◆ Stored records:
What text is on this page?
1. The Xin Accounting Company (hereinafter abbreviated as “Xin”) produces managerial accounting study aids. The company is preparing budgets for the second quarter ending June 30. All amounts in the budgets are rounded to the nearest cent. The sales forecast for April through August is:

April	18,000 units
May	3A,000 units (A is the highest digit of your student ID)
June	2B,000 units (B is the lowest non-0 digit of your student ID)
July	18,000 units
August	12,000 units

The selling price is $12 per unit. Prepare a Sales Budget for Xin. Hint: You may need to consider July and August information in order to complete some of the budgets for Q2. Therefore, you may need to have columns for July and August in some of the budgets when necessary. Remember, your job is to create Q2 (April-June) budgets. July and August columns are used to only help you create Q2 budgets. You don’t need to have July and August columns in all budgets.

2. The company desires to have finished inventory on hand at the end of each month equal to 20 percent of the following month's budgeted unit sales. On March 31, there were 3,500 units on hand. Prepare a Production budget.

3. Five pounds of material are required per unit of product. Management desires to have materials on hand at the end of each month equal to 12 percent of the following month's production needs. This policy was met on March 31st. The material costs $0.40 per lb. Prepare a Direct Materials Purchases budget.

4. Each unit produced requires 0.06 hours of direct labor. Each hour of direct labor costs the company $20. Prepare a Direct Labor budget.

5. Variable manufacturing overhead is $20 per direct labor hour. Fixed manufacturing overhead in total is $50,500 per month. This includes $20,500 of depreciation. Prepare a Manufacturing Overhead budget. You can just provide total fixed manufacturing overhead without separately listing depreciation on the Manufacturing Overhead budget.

◆ PROBLEM TO WORK ON: Pull every line containing the word "your" out of the material.

◆ RESULT:
May	3A,000 units (A is the highest digit of your student ID)
June	2B,000 units (B is the lowest non-0 digit of your student ID)
The selling price is $12 per unit. Prepare a Sales Budget for Xin. Hint: You may need to consider July and August information in order to complete some of the budgets for Q2. Therefore, you may need to have columns for July and August in some of the budgets when necessary. Remember, your job is to create Q2 (April-June) budgets. July and August columns are used to only help you create Q2 budgets. You don’t need to have July and August columns in all budgets.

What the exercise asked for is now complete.